● WHAT YOU NEED TO DO
Print every entry exactly as written.

● PROVIDED INFORMATION
::::
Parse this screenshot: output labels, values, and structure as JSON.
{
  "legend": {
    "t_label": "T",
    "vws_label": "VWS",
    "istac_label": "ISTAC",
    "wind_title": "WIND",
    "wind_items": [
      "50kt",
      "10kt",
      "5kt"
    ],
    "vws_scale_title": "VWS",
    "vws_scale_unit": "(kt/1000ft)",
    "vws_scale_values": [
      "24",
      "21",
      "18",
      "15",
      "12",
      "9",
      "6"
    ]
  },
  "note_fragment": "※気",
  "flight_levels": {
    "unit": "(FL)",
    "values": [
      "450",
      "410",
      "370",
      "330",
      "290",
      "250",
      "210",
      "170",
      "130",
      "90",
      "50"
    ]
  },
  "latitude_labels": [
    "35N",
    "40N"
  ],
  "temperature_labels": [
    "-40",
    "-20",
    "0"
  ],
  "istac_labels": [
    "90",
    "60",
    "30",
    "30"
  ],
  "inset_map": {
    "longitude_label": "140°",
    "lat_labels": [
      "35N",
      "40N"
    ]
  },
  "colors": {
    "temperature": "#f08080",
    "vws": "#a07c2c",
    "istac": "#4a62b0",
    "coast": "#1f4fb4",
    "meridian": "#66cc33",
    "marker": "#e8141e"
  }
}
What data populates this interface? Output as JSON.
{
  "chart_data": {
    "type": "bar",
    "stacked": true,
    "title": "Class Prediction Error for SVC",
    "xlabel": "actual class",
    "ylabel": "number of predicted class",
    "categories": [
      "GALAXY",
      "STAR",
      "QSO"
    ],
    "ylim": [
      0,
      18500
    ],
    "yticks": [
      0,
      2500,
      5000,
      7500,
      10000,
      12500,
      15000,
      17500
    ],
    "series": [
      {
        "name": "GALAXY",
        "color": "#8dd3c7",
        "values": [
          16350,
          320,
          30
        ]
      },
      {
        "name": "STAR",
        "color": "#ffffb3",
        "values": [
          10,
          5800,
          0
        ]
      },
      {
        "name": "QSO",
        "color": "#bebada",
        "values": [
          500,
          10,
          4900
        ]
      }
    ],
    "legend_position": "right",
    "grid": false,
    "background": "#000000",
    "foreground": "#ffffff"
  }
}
::::
● FULL SOLUTION
Parse this screenshot: output labels, values, and structure as JSON.
{
  "legend": {
    "t_label": "T",
    "vws_label": "VWS",
    "istac_label": "ISTAC",
    "wind_title": "WIND",
    "wind_items": [
      "50kt",
      "10kt",
      "5kt"
    ],
    "vws_scale_title": "VWS",
    "vws_scale_unit": "(kt/1000ft)",
    "vws_scale_values": [
      "24",
      "21",
      "18",
      "15",
      "12",
      "9",
      "6"
    ]
  },
  "note_fragment": "※気",
  "flight_levels": {
    "unit": "(FL)",
    "values": [
      "450",
      "410",
      "370",
      "330",
      "290",
      "250",
      "210",
      "170",
      "130",
      "90",
      "50"
    ]
  },
  "latitude_labels": [
    "35N",
    "40N"
  ],
  "temperature_labels": [
    "-40",
    "-20",
    "0"
  ],
  "istac_labels": [
    "90",
    "60",
    "30",
    "30"
  ],
  "inset_map": {
    "longitude_label": "140°",
    "lat_labels": [
      "35N",
      "40N"
    ]
  },
  "colors": {
    "temperature": "#f08080",
    "vws": "#a07c2c",
    "istac": "#4a62b0",
    "coast": "#1f4fb4",
    "meridian": "#66cc33",
    "marker": "#e8141e"
  }
}
What data populates this interface? Output as JSON.
{
  "chart_data": {
    "type": "bar",
    "stacked": true,
    "title": "Class Prediction Error for SVC",
    "xlabel": "actual class",
    "ylabel": "number of predicted class",
    "categories": [
      "GALAXY",
      "STAR",
      "QSO"
    ],
    "ylim": [
      0,
      18500
    ],
    "yticks": [
      0,
      2500,
      5000,
      7500,
      10000,
      12500,
      15000,
      17500
    ],
    "series": [
      {
        "name": "GALAXY",
        "color": "#8dd3c7",
        "values": [
          16350,
          320,
          30
        ]
      },
      {
        "name": "STAR",
        "color": "#ffffb3",
        "values": [
          10,
          5800,
          0
        ]
      },
      {
        "name": "QSO",
        "color": "#bebada",
        "values": [
          500,
          10,
          4900
        ]
      }
    ],
    "legend_position": "right",
    "grid": false,
    "background": "#000000",
    "foreground": "#ffffff"
  }
}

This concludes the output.